> **Given task**: Extract the full set of records that follows, word for word.
[Begin Data to use]
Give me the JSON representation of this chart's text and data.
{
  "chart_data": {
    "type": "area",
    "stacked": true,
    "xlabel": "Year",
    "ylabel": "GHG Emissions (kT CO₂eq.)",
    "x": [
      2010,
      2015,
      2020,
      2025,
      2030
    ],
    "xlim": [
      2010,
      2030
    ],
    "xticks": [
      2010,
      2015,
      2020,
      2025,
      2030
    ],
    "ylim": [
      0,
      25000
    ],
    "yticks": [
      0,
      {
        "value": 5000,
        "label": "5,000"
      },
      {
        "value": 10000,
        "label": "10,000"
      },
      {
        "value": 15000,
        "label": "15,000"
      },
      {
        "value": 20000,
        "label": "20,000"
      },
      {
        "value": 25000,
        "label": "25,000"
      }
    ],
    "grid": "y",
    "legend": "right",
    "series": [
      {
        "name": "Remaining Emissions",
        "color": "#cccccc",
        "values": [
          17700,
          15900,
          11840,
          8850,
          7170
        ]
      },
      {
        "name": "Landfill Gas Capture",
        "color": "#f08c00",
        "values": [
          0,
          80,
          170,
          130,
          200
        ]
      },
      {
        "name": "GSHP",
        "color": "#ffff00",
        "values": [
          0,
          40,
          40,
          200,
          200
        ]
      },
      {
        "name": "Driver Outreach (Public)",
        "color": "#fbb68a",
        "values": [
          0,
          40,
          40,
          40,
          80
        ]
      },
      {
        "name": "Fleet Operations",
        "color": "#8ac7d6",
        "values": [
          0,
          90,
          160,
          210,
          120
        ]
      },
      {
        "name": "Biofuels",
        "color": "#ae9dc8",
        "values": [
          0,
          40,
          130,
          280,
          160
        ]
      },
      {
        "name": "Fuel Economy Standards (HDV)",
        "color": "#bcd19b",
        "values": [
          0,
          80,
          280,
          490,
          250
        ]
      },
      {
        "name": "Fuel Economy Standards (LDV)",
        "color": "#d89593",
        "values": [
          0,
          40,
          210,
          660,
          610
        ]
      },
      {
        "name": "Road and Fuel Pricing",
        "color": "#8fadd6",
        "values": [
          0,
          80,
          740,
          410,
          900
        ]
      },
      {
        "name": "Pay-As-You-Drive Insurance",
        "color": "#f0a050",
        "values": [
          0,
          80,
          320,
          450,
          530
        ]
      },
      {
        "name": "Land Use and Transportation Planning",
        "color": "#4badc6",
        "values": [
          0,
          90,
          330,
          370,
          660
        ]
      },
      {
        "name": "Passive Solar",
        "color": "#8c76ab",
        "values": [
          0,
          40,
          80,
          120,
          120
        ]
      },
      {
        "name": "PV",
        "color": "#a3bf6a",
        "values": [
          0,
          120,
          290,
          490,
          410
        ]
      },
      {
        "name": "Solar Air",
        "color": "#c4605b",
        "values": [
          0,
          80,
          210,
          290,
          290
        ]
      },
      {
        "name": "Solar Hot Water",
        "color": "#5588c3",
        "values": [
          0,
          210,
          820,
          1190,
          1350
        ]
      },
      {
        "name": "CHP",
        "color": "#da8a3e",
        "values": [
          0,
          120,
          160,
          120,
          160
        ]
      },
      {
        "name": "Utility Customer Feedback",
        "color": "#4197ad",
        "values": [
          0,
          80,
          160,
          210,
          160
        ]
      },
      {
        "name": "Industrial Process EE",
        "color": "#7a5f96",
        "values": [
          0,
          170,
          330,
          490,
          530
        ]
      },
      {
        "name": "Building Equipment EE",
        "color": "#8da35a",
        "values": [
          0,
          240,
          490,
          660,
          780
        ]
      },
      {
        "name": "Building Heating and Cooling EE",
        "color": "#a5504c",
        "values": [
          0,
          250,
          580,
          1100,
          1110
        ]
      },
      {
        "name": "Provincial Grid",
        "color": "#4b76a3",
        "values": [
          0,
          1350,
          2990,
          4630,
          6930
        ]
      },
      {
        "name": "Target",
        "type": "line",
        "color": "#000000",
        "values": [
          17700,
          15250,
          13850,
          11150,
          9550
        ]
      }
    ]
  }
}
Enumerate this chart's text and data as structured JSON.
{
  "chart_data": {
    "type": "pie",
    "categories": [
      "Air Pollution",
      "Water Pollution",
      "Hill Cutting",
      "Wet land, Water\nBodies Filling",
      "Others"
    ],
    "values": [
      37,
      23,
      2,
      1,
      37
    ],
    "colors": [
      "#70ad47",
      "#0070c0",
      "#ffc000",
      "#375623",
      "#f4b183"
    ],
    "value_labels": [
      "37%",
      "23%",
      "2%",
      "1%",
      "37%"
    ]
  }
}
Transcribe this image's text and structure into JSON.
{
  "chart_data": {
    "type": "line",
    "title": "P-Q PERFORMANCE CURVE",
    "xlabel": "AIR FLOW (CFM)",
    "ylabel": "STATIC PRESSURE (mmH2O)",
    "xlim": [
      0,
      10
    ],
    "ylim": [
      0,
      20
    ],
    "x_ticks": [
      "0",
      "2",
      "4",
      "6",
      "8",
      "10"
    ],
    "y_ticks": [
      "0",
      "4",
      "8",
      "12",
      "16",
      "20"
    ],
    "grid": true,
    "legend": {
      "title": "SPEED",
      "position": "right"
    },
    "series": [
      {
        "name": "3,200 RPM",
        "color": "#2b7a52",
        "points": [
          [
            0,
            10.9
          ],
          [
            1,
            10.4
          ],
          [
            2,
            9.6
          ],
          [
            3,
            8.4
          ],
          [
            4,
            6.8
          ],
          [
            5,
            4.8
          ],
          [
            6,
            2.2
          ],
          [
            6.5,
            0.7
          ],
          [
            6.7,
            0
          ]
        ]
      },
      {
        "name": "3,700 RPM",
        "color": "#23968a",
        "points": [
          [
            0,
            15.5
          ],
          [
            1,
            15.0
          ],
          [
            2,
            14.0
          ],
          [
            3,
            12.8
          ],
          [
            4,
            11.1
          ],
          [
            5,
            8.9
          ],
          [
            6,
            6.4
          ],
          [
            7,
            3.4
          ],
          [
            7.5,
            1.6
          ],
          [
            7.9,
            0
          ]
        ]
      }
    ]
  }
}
[End Data to use]
> **Written solution**:
Give me the JSON representation of this chart's text and data.
{
  "chart_data": {
    "type": "area",
    "stacked": true,
    "xlabel": "Year",
    "ylabel": "GHG Emissions (kT CO₂eq.)",
    "x": [
      2010,
      2015,
      2020,
      2025,
      2030
    ],
    "xlim": [
      2010,
      2030
    ],
    "xticks": [
      2010,
      2015,
      2020,
      2025,
      2030
    ],
    "ylim": [
      0,
      25000
    ],
    "yticks": [
      0,
      {
        "value": 5000,
        "label": "5,000"
      },
      {
        "value": 10000,
        "label": "10,000"
      },
      {
        "value": 15000,
        "label": "15,000"
      },
      {
        "value": 20000,
        "label": "20,000"
      },
      {
        "value": 25000,
        "label": "25,000"
      }
    ],
    "grid": "y",
    "legend": "right",
    "series": [
      {
        "name": "Remaining Emissions",
        "color": "#cccccc",
        "values": [
          17700,
          15900,
          11840,
          8850,
          7170
        ]
      },
      {
        "name": "Landfill Gas Capture",
        "color": "#f08c00",
        "values": [
          0,
          80,
          170,
          130,
          200
        ]
      },
      {
        "name": "GSHP",
        "color": "#ffff00",
        "values": [
          0,
          40,
          40,
          200,
          200
        ]
      },
      {
        "name": "Driver Outreach (Public)",
        "color": "#fbb68a",
        "values": [
          0,
          40,
          40,
          40,
          80
        ]
      },
      {
        "name": "Fleet Operations",
        "color": "#8ac7d6",
        "values": [
          0,
          90,
          160,
          210,
          120
        ]
      },
      {
        "name": "Biofuels",
        "color": "#ae9dc8",
        "values": [
          0,
          40,
          130,
          280,
          160
        ]
      },
      {
        "name": "Fuel Economy Standards (HDV)",
        "color": "#bcd19b",
        "values": [
          0,
          80,
          280,
          490,
          250
        ]
      },
      {
        "name": "Fuel Economy Standards (LDV)",
        "color": "#d89593",
        "values": [
          0,
          40,
          210,
          660,
          610
        ]
      },
      {
        "name": "Road and Fuel Pricing",
        "color": "#8fadd6",
        "values": [
          0,
          80,
          740,
          410,
          900
        ]
      },
      {
        "name": "Pay-As-You-Drive Insurance",
        "color": "#f0a050",
        "values": [
          0,
          80,
          320,
          450,
          530
        ]
      },
      {
        "name": "Land Use and Transportation Planning",
        "color": "#4badc6",
        "values": [
          0,
          90,
          330,
          370,
          660
        ]
      },
      {
        "name": "Passive Solar",
        "color": "#8c76ab",
        "values": [
          0,
          40,
          80,
          120,
          120
        ]
      },
      {
        "name": "PV",
        "color": "#a3bf6a",
        "values": [
          0,
          120,
          290,
          490,
          410
        ]
      },
      {
        "name": "Solar Air",
        "color": "#c4605b",
        "values": [
          0,
          80,
          210,
          290,
          290
        ]
      },
      {
        "name": "Solar Hot Water",
        "color": "#5588c3",
        "values": [
          0,
          210,
          820,
          1190,
          1350
        ]
      },
      {
        "name": "CHP",
        "color": "#da8a3e",
        "values": [
          0,
          120,
          160,
          120,
          160
        ]
      },
      {
        "name": "Utility Customer Feedback",
        "color": "#4197ad",
        "values": [
          0,
          80,
          160,
          210,
          160
        ]
      },
      {
        "name": "Industrial Process EE",
        "color": "#7a5f96",
        "values": [
          0,
          170,
          330,
          490,
          530
        ]
      },
      {
        "name": "Building Equipment EE",
        "color": "#8da35a",
        "values": [
          0,
          240,
          490,
          660,
          780
        ]
      },
      {
        "name": "Building Heating and Cooling EE",
        "color": "#a5504c",
        "values": [
          0,
          250,
          580,
          1100,
          1110
        ]
      },
      {
        "name": "Provincial Grid",
        "color": "#4b76a3",
        "values": [
          0,
          1350,
          2990,
          4630,
          6930
        ]
      },
      {
        "name": "Target",
        "type": "line",
        "color": "#000000",
        "values": [
          17700,
          15250,
          13850,
          11150,
          9550
        ]
      }
    ]
  }
}
Enumerate this chart's text and data as structured JSON.
{
  "chart_data": {
    "type": "pie",
    "categories": [
      "Air Pollution",
      "Water Pollution",
      "Hill Cutting",
      "Wet land, Water\nBodies Filling",
      "Others"
    ],
    "values": [
      37,
      23,
      2,
      1,
      37
    ],
    "colors": [
      "#70ad47",
      "#0070c0",
      "#ffc000",
      "#375623",
      "#f4b183"
    ],
    "value_labels": [
      "37%",
      "23%",
      "2%",
      "1%",
      "37%"
    ]
  }
}
Transcribe this image's text and structure into JSON.
{
  "chart_data": {
    "type": "line",
    "title": "P-Q PERFORMANCE CURVE",
    "xlabel": "AIR FLOW (CFM)",
    "ylabel": "STATIC PRESSURE (mmH2O)",
    "xlim": [
      0,
      10
    ],
    "ylim": [
      0,
      20
    ],
    "x_ticks": [
      "0",
      "2",
      "4",
      "6",
      "8",
      "10"
    ],
    "y_ticks": [
      "0",
      "4",
      "8",
      "12",
      "16",
      "20"
    ],
    "grid": true,
    "legend": {
      "title": "SPEED",
      "position": "right"
    },
    "series": [
      {
        "name": "3,200 RPM",
        "color": "#2b7a52",
        "points": [
          [
            0,
            10.9
          ],
          [
            1,
            10.4
          ],
          [
            2,
            9.6
          ],
          [
            3,
            8.4
          ],
          [
            4,
            6.8
          ],
          [
            5,
            4.8
          ],
          [
            6,
            2.2
          ],
          [
            6.5,
            0.7
          ],
          [
            6.7,
            0
          ]
        ]
      },
      {
        "name": "3,700 RPM",
        "color": "#23968a",
        "points": [
          [
            0,
            15.5
          ],
          [
            1,
            15.0
          ],
          [
            2,
            14.0
          ],
          [
            3,
            12.8
          ],
          [
            4,
            11.1
          ],
          [
            5,
            8.9
          ],
          [
            6,
            6.4
          ],
          [
            7,
            3.4
          ],
          [
            7.5,
            1.6
          ],
          [
            7.9,
            0
          ]
        ]
      }
    ]
  }
}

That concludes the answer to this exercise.